[START OF ITEMS]

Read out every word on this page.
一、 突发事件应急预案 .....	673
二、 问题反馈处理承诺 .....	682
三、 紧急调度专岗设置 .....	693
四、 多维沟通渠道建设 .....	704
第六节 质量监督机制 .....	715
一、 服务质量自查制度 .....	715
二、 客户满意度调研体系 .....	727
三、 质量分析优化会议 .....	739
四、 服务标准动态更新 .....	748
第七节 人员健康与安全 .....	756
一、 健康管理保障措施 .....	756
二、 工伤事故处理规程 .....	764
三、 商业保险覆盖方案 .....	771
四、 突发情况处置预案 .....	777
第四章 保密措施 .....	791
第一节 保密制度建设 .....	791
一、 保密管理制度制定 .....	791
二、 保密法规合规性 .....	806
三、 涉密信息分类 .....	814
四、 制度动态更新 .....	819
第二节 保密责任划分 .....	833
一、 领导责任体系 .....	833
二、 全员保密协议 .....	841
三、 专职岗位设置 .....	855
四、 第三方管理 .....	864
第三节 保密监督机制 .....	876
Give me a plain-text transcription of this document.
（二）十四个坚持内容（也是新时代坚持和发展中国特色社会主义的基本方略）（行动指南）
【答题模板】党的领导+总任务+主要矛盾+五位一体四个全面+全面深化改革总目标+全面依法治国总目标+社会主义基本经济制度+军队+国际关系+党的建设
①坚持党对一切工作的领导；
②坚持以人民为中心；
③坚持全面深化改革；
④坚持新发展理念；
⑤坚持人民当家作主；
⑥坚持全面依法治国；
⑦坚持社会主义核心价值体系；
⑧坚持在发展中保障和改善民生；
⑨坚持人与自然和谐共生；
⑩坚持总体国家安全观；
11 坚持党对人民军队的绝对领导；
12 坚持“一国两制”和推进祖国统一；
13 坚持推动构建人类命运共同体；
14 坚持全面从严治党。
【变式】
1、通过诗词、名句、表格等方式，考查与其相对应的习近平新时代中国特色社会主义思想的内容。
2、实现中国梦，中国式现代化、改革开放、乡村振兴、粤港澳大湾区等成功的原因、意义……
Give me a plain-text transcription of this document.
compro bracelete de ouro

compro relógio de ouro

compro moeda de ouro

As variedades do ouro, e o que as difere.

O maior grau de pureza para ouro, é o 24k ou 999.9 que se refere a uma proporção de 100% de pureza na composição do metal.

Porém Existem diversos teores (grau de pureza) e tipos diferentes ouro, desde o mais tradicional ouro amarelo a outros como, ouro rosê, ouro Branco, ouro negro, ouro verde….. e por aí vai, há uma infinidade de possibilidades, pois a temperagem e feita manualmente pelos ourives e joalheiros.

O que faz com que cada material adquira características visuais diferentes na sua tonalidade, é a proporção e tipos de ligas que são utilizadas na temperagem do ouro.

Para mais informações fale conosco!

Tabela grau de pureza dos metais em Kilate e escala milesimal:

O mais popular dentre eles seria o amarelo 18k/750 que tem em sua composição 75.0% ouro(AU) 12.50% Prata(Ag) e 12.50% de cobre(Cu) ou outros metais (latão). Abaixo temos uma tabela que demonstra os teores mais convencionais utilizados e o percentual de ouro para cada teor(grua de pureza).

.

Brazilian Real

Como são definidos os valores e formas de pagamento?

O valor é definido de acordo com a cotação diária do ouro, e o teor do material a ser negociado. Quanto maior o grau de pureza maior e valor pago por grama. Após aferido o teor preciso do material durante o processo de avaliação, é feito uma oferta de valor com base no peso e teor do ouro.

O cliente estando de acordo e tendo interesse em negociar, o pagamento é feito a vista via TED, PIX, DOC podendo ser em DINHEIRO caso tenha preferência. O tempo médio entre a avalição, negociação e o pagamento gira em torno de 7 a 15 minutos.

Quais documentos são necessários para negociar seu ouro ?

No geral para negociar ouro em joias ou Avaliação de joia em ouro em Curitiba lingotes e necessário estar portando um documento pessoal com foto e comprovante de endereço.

[END OF ITEMS]

Every record shown above should be written out again exactly.

PROBLEM SOLUTION »
Read out every word on this page.
一、 突发事件应急预案 .....	673
二、 问题反馈处理承诺 .....	682
三、 紧急调度专岗设置 .....	693
四、 多维沟通渠道建设 .....	704
第六节 质量监督机制 .....	715
一、 服务质量自查制度 .....	715
二、 客户满意度调研体系 .....	727
三、 质量分析优化会议 .....	739
四、 服务标准动态更新 .....	748
第七节 人员健康与安全 .....	756
一、 健康管理保障措施 .....	756
二、 工伤事故处理规程 .....	764
三、 商业保险覆盖方案 .....	771
四、 突发情况处置预案 .....	777
第四章 保密措施 .....	791
第一节 保密制度建设 .....	791
一、 保密管理制度制定 .....	791
二、 保密法规合规性 .....	806
三、 涉密信息分类 .....	814
四、 制度动态更新 .....	819
第二节 保密责任划分 .....	833
一、 领导责任体系 .....	833
二、 全员保密协议 .....	841
三、 专职岗位设置 .....	855
四、 第三方管理 .....	864
第三节 保密监督机制 .....	876
Give me a plain-text transcription of this document.
（二）十四个坚持内容（也是新时代坚持和发展中国特色社会主义的基本方略）（行动指南）
【答题模板】党的领导+总任务+主要矛盾+五位一体四个全面+全面深化改革总目标+全面依法治国总目标+社会主义基本经济制度+军队+国际关系+党的建设
①坚持党对一切工作的领导；
②坚持以人民为中心；
③坚持全面深化改革；
④坚持新发展理念；
⑤坚持人民当家作主；
⑥坚持全面依法治国；
⑦坚持社会主义核心价值体系；
⑧坚持在发展中保障和改善民生；
⑨坚持人与自然和谐共生；
⑩坚持总体国家安全观；
11 坚持党对人民军队的绝对领导；
12 坚持“一国两制”和推进祖国统一；
13 坚持推动构建人类命运共同体；
14 坚持全面从严治党。
【变式】
1、通过诗词、名句、表格等方式，考查与其相对应的习近平新时代中国特色社会主义思想的内容。
2、实现中国梦，中国式现代化、改革开放、乡村振兴、粤港澳大湾区等成功的原因、意义……
Give me a plain-text transcription of this document.
compro bracelete de ouro

compro relógio de ouro

compro moeda de ouro

As variedades do ouro, e o que as difere.

O maior grau de pureza para ouro, é o 24k ou 999.9 que se refere a uma proporção de 100% de pureza na composição do metal.

Porém Existem diversos teores (grau de pureza) e tipos diferentes ouro, desde o mais tradicional ouro amarelo a outros como, ouro rosê, ouro Branco, ouro negro, ouro verde….. e por aí vai, há uma infinidade de possibilidades, pois a temperagem e feita manualmente pelos ourives e joalheiros.

O que faz com que cada material adquira características visuais diferentes na sua tonalidade, é a proporção e tipos de ligas que são utilizadas na temperagem do ouro.

Para mais informações fale conosco!

Tabela grau de pureza dos metais em Kilate e escala milesimal:

O mais popular dentre eles seria o amarelo 18k/750 que tem em sua composição 75.0% ouro(AU) 12.50% Prata(Ag) e 12.50% de cobre(Cu) ou outros metais (latão). Abaixo temos uma tabela que demonstra os teores mais convencionais utilizados e o percentual de ouro para cada teor(grua de pureza).

.

Brazilian Real

Como são definidos os valores e formas de pagamento?

O valor é definido de acordo com a cotação diária do ouro, e o teor do material a ser negociado. Quanto maior o grau de pureza maior e valor pago por grama. Após aferido o teor preciso do material durante o processo de avaliação, é feito uma oferta de valor com base no peso e teor do ouro.

O cliente estando de acordo e tendo interesse em negociar, o pagamento é feito a vista via TED, PIX, DOC podendo ser em DINHEIRO caso tenha preferência. O tempo médio entre a avalição, negociação e o pagamento gira em torno de 7 a 15 minutos.

Quais documentos são necessários para negociar seu ouro ?

No geral para negociar ouro em joias ou Avaliação de joia em ouro em Curitiba lingotes e necessário estar portando um documento pessoal com foto e comprovante de endereço.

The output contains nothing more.